* [OBJECTIVE]: Check each line of the material below, and copy it if it holds the string "JSON".

— begin EXTRACTED INFORMATION —

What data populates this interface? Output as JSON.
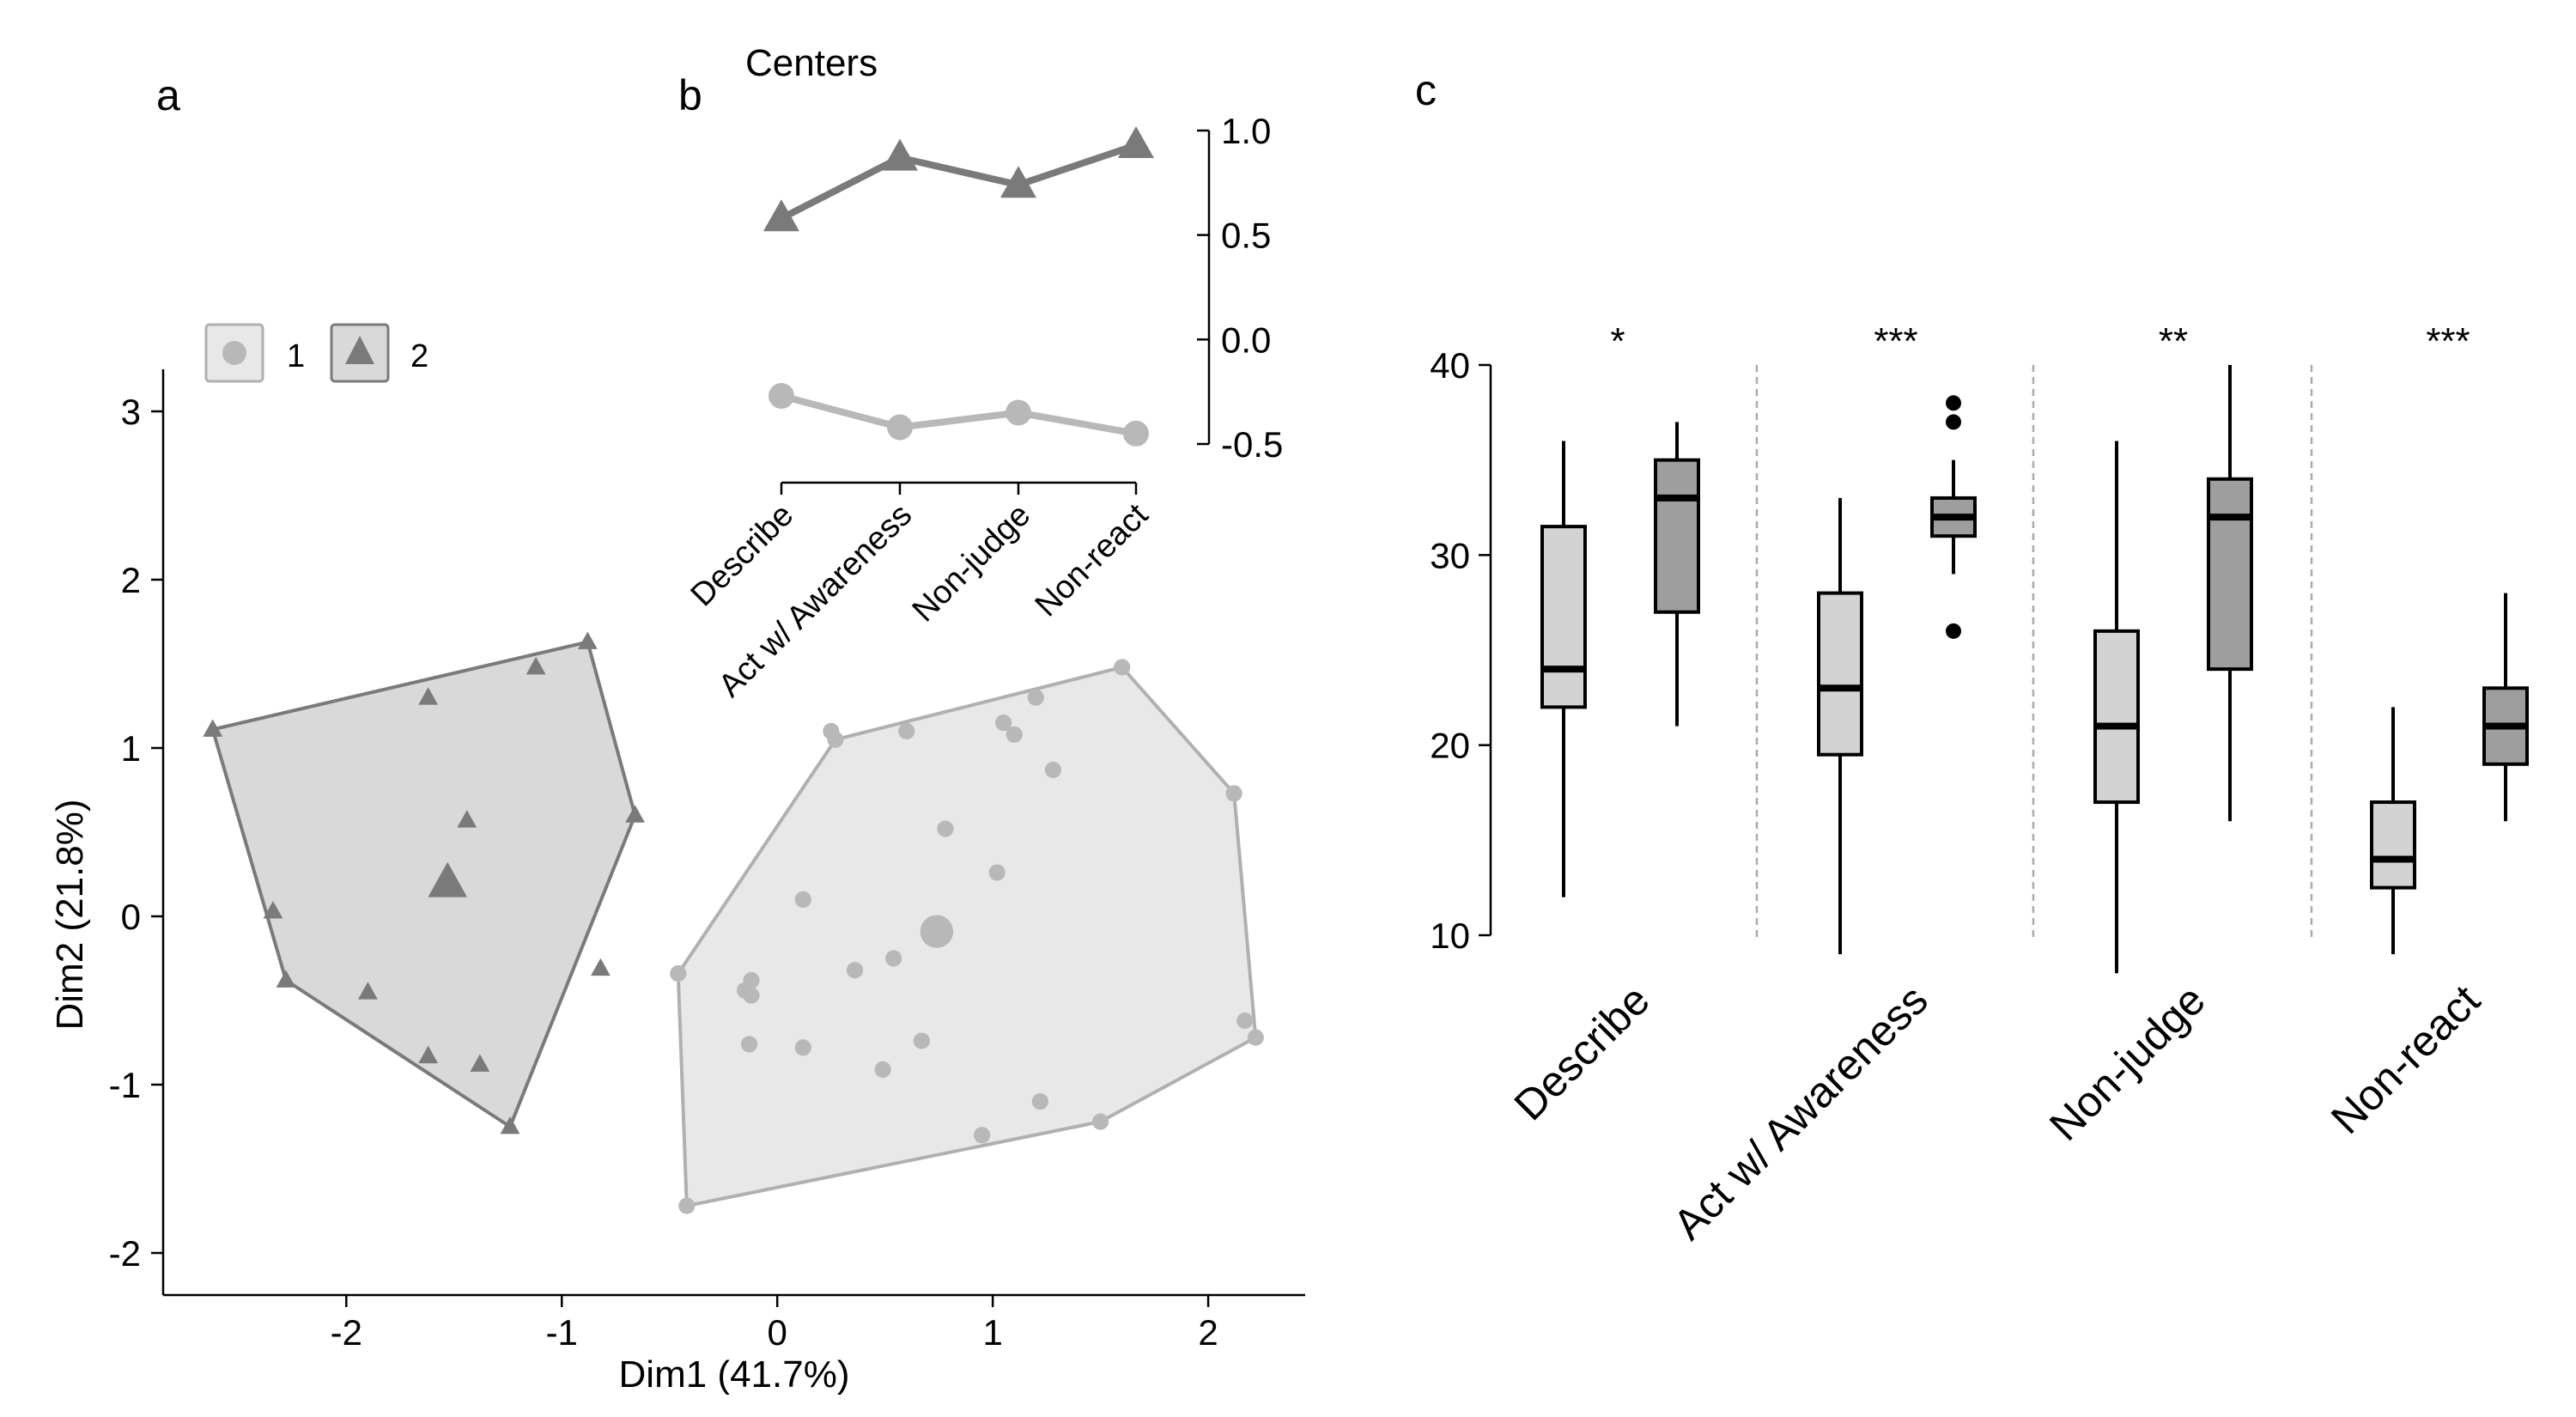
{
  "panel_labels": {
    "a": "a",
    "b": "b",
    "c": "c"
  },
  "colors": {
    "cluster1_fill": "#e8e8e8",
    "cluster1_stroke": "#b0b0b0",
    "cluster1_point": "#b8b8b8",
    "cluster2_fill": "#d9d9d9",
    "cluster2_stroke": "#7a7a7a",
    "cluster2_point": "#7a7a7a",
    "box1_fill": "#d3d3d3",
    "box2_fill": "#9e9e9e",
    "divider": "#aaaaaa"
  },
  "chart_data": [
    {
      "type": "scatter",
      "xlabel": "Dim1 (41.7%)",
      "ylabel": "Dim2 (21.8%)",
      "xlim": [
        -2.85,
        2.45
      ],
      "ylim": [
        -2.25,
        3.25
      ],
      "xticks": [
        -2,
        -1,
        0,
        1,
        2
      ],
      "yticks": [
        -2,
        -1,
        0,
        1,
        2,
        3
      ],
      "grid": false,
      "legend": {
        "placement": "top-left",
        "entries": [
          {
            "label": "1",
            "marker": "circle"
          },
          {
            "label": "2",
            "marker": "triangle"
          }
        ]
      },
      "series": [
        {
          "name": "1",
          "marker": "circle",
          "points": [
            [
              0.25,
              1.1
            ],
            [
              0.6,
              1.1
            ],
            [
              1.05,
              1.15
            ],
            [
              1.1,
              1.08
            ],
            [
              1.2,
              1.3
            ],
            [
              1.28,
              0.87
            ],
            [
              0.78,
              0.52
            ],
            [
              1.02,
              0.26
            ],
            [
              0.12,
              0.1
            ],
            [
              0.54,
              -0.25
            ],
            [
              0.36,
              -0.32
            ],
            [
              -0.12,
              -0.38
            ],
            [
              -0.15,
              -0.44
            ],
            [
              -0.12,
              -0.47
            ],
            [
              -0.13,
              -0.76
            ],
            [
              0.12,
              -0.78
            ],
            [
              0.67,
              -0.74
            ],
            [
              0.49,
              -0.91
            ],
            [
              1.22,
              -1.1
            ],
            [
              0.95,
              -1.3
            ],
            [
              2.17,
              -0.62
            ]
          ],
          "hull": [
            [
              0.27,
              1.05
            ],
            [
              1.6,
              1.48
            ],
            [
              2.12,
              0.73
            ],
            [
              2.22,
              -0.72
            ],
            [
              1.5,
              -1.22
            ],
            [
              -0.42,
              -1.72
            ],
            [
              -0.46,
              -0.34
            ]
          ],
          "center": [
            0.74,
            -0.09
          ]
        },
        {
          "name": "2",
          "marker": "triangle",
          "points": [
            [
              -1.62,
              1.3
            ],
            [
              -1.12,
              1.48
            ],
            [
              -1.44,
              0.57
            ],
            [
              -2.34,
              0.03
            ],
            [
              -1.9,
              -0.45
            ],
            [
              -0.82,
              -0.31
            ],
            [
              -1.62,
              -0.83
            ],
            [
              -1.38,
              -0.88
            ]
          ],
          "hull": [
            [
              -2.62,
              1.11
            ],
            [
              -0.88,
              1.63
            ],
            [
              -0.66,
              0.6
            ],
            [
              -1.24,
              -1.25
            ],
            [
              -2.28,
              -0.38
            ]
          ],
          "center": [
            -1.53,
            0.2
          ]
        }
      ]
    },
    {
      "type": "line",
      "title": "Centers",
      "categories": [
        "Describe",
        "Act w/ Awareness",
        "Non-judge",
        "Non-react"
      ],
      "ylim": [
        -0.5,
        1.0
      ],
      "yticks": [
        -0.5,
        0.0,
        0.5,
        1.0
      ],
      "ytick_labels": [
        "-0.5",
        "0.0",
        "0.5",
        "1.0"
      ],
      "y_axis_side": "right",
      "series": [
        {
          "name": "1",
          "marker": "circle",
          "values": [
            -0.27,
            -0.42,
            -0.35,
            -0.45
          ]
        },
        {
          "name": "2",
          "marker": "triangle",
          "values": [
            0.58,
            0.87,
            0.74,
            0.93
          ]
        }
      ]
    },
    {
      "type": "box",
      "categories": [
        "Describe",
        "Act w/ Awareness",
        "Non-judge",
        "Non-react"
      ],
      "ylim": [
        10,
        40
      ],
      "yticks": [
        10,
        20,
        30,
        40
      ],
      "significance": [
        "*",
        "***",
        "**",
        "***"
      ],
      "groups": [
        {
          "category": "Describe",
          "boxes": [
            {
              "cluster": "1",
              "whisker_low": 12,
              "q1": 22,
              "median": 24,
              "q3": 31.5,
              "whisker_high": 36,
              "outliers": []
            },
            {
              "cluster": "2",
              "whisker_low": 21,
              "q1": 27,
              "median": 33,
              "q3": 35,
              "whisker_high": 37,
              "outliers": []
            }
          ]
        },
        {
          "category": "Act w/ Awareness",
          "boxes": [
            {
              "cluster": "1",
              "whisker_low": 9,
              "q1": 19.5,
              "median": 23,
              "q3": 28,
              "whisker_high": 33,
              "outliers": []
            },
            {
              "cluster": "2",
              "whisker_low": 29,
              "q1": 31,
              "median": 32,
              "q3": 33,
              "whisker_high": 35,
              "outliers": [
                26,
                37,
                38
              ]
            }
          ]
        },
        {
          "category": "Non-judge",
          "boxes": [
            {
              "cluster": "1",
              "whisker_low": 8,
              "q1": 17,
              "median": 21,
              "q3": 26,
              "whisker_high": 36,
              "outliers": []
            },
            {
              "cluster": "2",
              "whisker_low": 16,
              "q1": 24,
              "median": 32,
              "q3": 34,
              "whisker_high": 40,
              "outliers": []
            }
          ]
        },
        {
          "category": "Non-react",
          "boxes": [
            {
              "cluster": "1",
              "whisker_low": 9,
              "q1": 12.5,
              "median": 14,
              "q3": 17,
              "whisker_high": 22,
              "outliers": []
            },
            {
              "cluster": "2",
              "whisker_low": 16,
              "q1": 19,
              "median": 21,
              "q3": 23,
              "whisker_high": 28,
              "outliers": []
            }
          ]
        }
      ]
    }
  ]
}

— end EXTRACTED INFORMATION —
— begin EXTRACTED INFORMATION —

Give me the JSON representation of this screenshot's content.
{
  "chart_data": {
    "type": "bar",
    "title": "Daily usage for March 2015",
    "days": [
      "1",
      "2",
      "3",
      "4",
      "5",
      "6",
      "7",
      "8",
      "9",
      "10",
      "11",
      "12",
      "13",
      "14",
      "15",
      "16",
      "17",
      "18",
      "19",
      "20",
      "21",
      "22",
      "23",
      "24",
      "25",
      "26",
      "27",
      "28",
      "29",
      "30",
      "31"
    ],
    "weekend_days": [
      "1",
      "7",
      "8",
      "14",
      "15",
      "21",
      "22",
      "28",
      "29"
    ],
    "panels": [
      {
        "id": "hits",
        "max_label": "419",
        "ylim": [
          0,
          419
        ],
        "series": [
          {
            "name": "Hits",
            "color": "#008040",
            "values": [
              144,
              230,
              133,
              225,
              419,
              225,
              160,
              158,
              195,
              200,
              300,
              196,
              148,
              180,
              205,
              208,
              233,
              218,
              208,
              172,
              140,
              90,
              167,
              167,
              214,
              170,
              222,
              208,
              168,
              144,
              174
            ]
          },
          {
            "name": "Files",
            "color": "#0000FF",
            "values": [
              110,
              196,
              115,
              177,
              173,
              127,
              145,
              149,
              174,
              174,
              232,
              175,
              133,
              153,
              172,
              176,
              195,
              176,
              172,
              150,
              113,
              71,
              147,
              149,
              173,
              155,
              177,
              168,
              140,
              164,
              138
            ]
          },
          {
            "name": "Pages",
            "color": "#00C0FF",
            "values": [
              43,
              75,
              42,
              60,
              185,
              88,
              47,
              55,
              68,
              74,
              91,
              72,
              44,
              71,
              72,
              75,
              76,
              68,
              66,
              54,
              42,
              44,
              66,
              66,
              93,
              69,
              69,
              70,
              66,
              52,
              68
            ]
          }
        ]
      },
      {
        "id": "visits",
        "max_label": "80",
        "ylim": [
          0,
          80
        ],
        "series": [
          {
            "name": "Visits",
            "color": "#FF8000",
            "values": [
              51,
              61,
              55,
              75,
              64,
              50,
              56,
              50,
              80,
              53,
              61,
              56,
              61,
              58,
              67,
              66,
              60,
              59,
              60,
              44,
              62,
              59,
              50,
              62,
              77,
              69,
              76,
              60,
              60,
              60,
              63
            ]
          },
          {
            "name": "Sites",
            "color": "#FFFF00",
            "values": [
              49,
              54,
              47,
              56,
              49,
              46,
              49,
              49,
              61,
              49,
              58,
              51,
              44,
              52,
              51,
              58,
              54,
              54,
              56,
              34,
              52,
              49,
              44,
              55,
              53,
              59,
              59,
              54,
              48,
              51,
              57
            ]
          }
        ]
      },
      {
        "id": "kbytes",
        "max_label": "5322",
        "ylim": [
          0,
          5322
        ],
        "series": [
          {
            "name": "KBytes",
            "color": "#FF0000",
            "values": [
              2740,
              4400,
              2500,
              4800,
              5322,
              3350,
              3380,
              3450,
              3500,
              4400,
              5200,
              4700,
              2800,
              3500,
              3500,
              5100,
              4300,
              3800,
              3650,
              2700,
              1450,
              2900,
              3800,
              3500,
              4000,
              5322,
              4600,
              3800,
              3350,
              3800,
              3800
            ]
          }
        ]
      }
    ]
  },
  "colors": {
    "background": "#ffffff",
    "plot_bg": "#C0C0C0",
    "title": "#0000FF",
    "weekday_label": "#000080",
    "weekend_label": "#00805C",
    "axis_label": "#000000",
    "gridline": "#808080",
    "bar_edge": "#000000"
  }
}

— end EXTRACTED INFORMATION —

* [CORRECT RESPONSE]:
What data populates this interface? Output as JSON.
Give me the JSON representation of this screenshot's content.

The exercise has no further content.